┌─ Data shown

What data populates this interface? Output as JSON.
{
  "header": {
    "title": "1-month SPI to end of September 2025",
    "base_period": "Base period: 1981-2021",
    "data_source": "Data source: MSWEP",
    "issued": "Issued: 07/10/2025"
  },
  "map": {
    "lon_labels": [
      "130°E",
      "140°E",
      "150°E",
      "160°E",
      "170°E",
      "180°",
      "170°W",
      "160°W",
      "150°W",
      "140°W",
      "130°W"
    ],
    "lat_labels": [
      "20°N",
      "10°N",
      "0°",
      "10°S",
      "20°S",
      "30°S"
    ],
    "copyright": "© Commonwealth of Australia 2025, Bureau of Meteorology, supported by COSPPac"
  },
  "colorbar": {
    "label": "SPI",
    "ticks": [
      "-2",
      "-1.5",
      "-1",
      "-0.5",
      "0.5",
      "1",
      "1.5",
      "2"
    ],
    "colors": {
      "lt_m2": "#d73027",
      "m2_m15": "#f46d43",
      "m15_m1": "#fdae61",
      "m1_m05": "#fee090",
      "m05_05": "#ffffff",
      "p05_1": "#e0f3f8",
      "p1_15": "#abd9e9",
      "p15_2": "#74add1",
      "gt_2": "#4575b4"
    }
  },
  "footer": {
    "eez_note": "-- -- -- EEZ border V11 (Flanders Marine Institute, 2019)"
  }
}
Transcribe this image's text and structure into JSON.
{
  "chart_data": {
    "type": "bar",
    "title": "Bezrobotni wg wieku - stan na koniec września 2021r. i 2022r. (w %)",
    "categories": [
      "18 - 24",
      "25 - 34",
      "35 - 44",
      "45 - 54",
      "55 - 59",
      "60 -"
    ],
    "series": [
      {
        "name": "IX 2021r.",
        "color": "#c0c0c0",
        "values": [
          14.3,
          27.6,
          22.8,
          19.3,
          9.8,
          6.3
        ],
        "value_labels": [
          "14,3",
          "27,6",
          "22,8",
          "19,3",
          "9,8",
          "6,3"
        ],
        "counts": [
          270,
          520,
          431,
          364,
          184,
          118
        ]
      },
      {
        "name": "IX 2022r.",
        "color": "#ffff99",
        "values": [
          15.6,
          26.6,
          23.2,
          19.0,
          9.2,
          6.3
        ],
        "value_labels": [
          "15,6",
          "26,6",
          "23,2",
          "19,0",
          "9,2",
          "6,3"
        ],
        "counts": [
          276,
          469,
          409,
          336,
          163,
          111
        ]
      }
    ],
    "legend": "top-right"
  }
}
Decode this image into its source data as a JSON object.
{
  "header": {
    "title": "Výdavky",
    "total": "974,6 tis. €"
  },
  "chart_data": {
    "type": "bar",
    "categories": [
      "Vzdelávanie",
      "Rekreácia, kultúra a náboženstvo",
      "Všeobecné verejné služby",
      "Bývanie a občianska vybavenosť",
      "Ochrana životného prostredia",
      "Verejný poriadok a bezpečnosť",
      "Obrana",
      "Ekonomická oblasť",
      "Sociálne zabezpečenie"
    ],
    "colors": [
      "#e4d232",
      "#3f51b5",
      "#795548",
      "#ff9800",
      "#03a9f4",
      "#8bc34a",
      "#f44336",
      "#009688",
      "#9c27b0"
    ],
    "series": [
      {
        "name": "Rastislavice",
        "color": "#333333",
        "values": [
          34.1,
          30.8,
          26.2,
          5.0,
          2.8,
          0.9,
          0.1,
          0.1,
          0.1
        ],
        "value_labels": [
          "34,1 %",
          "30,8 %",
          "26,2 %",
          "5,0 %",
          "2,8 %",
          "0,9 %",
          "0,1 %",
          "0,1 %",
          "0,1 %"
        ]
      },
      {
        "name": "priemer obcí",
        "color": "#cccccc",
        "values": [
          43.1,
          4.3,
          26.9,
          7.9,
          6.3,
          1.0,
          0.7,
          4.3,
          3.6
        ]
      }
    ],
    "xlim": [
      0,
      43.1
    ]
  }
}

└─

From the data above, show each line that contains "into".

- **Written reply**
Transcribe this image's text and structure into JSON.
Decode this image into its source data as a JSON object.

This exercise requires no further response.